> **Exercise aim**: For every line in the data below that contains "circle", copy the line.

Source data
----
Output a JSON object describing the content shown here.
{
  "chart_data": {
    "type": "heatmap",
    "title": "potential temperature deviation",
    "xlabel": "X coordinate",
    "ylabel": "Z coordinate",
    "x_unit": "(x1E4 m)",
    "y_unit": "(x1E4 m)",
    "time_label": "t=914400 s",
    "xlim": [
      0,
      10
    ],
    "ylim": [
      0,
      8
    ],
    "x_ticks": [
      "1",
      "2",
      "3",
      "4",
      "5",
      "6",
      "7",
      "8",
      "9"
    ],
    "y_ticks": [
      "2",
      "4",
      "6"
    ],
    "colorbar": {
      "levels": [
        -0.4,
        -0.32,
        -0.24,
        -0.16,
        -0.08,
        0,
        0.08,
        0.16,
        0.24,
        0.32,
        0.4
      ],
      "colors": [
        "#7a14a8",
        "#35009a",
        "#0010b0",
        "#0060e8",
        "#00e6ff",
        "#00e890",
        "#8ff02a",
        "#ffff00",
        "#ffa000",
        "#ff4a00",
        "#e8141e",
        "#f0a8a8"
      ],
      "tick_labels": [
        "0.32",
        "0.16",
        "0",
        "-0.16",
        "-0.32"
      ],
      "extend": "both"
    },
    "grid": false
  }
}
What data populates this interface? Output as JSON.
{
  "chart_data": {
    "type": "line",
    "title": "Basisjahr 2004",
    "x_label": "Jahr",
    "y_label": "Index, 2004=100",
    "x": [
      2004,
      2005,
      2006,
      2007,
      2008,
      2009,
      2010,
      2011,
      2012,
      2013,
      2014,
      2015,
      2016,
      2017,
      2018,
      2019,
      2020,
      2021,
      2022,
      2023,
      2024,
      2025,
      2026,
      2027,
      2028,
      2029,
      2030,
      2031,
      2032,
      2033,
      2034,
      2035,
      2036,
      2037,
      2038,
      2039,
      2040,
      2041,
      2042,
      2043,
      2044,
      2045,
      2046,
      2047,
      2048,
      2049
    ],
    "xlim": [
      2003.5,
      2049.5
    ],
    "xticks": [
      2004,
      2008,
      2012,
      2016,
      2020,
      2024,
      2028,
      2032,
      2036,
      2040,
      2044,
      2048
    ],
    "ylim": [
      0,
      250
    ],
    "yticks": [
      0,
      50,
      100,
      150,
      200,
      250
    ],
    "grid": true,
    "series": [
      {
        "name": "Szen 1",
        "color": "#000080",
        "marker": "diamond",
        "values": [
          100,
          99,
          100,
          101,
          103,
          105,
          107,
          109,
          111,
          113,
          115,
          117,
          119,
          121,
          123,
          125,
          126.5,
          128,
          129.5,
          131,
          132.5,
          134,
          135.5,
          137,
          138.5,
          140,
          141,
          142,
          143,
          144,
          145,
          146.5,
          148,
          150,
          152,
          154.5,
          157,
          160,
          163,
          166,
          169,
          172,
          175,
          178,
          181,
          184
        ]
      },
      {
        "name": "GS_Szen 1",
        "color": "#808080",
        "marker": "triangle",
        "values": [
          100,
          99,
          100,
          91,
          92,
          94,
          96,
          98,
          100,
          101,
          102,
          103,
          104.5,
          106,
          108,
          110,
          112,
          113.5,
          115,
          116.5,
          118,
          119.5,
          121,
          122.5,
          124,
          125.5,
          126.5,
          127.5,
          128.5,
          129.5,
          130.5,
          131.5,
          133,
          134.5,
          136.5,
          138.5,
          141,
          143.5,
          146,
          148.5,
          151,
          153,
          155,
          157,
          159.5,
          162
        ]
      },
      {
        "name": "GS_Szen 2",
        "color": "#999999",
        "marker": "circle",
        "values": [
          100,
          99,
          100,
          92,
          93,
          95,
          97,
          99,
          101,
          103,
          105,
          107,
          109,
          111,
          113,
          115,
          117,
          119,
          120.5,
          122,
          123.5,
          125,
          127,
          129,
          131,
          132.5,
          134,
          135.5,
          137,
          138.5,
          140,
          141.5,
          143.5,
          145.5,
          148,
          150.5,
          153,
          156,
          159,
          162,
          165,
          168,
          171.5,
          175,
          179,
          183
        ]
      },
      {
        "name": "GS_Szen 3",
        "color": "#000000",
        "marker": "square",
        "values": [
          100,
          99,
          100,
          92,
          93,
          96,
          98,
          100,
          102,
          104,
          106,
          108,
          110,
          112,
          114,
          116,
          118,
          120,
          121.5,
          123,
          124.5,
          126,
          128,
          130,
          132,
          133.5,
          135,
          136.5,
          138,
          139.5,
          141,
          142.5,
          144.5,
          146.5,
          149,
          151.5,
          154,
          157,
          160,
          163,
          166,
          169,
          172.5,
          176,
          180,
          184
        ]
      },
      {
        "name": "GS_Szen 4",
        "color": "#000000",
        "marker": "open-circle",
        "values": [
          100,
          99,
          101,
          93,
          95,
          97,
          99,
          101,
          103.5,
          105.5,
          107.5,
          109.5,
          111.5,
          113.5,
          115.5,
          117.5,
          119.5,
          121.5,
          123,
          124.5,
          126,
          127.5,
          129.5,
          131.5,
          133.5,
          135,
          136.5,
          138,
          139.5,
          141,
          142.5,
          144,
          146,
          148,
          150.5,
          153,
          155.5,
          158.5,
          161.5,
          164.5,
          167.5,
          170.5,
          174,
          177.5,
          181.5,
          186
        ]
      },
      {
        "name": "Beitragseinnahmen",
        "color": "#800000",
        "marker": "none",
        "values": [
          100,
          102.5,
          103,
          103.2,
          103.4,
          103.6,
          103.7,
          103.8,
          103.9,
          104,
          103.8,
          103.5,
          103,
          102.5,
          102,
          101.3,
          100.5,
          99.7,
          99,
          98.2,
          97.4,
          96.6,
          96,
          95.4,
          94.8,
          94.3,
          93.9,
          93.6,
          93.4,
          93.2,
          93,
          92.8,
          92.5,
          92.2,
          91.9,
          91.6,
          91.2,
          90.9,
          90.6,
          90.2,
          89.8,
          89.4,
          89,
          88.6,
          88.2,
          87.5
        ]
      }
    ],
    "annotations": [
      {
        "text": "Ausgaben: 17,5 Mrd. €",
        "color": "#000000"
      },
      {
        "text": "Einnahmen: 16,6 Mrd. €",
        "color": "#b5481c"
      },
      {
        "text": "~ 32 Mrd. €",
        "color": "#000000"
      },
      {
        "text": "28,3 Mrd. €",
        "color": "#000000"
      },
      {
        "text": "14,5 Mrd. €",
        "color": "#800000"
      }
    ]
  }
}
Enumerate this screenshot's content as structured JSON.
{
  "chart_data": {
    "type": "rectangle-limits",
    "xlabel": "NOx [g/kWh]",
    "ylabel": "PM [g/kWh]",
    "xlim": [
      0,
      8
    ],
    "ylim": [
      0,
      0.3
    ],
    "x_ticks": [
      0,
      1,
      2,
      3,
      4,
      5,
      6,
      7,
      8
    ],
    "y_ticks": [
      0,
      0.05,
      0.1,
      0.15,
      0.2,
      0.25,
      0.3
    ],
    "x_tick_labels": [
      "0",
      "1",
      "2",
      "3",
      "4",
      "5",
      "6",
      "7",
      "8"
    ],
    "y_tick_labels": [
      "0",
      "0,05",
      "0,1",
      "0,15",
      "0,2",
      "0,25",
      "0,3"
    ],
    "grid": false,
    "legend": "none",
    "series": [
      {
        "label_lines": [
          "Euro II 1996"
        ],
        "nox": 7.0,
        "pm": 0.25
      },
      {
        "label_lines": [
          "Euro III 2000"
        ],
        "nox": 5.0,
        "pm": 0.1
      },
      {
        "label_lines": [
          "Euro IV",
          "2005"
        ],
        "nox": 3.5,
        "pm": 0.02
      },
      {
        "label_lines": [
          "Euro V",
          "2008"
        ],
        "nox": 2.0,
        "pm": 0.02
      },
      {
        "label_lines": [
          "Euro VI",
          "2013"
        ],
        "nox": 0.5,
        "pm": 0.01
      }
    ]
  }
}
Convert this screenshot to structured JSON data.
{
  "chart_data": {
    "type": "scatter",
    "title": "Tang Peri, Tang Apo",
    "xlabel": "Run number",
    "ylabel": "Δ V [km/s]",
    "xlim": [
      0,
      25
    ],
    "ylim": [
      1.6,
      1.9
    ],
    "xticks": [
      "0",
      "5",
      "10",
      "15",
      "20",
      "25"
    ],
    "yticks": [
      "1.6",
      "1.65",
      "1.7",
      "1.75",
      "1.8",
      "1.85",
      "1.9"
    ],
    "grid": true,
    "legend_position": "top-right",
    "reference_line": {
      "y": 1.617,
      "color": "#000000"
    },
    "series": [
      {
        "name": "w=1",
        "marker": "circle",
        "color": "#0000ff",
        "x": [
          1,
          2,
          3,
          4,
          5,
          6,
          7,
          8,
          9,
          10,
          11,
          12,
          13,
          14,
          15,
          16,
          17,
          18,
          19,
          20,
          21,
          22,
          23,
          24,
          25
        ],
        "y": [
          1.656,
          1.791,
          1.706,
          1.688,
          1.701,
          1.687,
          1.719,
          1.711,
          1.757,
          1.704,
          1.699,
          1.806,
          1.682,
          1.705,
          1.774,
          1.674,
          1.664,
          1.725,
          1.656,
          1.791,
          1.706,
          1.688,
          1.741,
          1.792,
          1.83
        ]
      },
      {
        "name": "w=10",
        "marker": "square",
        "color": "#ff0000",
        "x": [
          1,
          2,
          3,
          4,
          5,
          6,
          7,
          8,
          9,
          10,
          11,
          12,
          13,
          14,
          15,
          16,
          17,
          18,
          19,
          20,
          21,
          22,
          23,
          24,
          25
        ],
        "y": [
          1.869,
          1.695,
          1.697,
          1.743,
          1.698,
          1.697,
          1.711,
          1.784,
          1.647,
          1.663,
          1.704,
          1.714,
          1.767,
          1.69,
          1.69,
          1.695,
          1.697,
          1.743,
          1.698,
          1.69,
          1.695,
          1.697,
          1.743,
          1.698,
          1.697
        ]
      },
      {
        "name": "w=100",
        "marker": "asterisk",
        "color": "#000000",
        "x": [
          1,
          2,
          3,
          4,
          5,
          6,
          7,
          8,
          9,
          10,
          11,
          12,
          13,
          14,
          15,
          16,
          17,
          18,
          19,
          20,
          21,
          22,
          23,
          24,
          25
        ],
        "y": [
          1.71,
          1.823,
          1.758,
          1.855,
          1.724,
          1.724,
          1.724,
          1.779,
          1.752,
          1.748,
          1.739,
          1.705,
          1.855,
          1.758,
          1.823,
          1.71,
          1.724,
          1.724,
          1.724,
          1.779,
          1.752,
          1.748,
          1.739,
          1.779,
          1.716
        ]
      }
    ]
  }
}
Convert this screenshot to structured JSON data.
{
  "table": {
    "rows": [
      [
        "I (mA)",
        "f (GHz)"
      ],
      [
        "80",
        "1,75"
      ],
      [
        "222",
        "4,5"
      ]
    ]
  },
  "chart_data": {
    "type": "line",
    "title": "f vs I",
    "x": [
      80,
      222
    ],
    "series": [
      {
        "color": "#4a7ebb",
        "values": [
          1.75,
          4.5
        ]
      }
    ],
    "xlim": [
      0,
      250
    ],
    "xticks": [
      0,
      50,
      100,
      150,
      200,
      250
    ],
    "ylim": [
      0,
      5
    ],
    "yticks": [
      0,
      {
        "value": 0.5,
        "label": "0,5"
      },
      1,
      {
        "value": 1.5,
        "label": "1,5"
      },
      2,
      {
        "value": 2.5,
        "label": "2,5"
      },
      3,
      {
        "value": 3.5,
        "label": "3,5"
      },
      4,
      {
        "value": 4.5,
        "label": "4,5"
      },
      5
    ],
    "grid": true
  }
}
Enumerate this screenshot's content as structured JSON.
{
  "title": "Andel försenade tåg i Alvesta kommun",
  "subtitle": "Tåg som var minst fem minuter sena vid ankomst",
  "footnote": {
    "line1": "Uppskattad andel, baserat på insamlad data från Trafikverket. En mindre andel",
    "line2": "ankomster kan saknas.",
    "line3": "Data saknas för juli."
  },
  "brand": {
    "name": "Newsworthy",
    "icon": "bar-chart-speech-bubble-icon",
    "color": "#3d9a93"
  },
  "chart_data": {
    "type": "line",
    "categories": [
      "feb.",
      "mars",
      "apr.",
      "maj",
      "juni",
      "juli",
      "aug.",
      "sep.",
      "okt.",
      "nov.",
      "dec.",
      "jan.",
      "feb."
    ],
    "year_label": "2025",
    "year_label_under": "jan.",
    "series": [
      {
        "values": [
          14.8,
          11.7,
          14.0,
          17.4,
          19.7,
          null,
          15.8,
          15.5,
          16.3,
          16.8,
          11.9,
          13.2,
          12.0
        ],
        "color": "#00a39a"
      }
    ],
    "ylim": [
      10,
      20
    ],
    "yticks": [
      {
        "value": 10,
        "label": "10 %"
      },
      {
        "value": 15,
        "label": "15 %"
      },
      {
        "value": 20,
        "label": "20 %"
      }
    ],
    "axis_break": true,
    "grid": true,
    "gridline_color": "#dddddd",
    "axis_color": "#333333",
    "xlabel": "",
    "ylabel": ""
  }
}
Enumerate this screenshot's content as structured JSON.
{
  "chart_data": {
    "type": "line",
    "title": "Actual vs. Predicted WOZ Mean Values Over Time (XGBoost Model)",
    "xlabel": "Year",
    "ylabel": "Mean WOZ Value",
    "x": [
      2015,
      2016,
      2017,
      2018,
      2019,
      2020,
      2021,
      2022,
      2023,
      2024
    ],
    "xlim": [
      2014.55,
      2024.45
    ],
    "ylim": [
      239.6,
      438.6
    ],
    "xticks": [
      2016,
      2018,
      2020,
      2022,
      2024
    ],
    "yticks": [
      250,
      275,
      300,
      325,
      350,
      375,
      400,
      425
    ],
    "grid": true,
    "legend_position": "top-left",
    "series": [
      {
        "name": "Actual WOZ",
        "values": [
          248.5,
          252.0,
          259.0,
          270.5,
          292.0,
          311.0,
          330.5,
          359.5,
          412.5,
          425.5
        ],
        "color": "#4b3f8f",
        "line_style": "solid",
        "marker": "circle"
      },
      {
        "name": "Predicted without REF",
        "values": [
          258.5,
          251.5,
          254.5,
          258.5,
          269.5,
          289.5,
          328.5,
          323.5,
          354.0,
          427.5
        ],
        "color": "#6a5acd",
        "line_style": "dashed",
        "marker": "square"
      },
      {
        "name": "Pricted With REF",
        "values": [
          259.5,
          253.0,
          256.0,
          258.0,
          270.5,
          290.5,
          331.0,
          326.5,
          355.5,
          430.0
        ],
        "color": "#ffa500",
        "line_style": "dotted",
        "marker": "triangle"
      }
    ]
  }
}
----
> **Exercise result**:
        "marker": "circle",
        "marker": "open-circle",
        "marker": "circle",
        "marker": "circle"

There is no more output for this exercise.